Record excerpts |

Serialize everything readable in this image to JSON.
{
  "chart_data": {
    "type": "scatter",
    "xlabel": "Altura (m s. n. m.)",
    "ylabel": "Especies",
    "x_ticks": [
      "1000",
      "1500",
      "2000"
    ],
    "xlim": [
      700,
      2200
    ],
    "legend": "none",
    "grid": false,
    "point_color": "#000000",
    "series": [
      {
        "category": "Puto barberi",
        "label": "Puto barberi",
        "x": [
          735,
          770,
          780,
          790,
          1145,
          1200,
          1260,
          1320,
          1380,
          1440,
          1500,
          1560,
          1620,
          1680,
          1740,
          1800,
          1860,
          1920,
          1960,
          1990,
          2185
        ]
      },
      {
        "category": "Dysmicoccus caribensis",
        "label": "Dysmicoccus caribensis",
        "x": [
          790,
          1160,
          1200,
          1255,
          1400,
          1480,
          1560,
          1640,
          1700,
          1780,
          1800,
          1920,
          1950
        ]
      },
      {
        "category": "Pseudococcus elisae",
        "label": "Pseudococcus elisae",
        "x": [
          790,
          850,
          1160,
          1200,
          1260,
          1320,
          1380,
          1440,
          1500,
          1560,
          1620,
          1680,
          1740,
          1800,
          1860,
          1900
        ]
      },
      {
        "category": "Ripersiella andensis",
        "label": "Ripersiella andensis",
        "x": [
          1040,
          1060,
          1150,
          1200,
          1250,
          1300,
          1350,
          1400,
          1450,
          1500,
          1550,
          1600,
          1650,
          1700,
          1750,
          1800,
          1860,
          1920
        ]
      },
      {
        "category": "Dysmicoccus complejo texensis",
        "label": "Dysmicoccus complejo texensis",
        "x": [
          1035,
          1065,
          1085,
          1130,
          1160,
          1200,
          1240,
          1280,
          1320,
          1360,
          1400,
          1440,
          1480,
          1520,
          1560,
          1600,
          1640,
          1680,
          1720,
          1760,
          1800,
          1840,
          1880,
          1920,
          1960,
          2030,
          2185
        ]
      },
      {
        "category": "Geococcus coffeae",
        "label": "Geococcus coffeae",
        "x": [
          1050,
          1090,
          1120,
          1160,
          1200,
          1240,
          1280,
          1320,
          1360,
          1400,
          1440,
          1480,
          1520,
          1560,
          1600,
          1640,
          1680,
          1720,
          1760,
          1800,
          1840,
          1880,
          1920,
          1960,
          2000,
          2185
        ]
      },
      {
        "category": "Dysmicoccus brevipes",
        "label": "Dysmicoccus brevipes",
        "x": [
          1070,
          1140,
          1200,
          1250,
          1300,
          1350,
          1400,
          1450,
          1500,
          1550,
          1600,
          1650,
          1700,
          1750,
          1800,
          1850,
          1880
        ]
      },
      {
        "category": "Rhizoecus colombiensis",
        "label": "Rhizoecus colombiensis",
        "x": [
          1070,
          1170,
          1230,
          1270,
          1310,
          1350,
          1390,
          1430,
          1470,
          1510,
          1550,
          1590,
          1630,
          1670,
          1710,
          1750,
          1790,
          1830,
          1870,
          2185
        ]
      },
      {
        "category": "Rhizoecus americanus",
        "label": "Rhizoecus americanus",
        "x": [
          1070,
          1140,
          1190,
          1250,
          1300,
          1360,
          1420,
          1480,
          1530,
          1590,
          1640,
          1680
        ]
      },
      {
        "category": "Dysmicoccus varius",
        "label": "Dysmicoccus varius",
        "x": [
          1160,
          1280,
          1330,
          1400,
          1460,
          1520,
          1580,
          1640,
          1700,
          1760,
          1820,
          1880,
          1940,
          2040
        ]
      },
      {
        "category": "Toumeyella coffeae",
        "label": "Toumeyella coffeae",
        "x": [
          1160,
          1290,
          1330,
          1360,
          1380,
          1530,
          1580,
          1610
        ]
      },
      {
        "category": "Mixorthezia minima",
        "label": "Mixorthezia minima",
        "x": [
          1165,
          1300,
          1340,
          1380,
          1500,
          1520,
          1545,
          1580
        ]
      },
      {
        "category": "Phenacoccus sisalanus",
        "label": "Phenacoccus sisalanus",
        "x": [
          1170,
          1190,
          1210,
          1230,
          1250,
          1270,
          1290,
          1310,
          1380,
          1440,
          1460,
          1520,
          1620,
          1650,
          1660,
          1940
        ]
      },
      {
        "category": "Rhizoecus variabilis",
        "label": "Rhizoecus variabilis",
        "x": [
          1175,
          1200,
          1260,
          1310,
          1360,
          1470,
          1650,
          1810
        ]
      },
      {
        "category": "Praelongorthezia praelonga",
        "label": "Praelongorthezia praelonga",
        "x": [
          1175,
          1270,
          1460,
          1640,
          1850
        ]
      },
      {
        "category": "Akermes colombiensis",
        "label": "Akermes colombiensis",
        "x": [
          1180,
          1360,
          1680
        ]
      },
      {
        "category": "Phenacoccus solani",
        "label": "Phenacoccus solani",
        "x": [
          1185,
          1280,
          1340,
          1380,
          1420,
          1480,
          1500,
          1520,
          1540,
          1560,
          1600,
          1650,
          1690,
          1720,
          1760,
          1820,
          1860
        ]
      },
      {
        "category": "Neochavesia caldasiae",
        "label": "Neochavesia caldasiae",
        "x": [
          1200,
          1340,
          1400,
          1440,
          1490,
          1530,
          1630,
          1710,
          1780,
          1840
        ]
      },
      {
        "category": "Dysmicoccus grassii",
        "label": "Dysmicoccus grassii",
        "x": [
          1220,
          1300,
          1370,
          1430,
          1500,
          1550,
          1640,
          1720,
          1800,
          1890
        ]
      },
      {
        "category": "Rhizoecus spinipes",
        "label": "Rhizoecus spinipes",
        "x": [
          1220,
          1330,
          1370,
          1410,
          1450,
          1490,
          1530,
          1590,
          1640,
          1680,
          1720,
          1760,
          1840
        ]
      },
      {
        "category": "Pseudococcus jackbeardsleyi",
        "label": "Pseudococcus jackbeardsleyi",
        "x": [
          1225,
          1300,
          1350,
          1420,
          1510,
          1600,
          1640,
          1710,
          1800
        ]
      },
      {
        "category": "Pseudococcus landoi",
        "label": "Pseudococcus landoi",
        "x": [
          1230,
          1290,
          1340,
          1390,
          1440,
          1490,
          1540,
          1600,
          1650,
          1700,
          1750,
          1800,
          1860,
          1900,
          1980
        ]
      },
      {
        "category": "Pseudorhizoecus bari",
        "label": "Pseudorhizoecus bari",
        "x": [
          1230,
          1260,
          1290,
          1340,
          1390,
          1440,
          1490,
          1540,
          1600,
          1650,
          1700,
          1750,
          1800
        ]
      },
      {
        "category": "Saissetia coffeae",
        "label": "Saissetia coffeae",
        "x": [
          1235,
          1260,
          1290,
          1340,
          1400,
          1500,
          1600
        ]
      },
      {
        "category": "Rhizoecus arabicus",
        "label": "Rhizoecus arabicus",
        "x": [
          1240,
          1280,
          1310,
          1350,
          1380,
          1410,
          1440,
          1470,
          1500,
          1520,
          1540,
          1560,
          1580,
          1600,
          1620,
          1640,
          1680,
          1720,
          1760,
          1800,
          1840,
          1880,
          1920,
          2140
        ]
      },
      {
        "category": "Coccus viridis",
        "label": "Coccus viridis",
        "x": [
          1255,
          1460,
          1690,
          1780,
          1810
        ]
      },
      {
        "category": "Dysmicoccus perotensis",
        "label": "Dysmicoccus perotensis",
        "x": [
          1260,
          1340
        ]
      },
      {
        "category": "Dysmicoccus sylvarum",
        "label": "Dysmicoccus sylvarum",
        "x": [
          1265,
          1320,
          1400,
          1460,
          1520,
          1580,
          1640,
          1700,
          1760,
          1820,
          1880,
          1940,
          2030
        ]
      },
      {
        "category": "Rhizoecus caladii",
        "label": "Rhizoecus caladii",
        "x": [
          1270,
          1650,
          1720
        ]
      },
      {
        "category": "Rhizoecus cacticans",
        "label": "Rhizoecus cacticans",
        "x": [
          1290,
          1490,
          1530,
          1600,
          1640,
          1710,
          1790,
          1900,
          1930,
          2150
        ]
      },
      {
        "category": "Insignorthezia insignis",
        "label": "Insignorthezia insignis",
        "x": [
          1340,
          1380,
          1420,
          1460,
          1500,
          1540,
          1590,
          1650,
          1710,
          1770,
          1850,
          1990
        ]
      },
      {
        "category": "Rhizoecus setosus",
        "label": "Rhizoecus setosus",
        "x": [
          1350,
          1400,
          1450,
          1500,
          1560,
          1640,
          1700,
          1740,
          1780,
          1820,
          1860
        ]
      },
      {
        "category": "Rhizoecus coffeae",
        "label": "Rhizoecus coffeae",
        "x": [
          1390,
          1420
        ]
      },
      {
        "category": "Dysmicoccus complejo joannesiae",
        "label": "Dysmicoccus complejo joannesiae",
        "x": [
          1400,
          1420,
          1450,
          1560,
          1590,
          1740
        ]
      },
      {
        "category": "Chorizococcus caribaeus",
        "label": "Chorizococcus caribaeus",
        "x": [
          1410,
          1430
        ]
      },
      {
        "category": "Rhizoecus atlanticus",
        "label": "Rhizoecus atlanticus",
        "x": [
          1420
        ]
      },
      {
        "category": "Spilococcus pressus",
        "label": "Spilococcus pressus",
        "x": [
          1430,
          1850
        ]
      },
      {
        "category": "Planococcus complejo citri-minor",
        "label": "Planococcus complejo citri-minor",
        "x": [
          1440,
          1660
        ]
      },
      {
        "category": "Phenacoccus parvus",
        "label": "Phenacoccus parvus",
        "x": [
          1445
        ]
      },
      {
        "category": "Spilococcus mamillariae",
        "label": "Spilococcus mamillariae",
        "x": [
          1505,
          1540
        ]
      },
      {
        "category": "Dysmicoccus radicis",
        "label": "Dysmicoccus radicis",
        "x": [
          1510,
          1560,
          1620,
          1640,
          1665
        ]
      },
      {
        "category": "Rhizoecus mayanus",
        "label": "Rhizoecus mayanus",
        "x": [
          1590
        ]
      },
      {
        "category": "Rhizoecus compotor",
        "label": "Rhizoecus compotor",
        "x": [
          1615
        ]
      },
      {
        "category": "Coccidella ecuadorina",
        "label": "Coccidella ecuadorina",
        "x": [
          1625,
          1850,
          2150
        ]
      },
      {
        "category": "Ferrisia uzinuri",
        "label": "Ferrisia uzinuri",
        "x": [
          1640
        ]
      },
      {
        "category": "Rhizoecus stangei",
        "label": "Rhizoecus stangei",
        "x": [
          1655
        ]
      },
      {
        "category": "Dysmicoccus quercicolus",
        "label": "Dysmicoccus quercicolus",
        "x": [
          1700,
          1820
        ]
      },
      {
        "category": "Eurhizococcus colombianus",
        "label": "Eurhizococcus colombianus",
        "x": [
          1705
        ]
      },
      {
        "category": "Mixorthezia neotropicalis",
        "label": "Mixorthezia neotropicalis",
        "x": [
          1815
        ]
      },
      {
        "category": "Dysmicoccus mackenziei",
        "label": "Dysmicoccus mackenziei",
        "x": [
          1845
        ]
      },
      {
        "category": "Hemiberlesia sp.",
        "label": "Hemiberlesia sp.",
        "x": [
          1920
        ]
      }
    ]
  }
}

Objective | Copy each line above containing the string "Akermes".

Exercise result |
        "category": "Akermes colombiensis",
        "label": "Akermes colombiensis",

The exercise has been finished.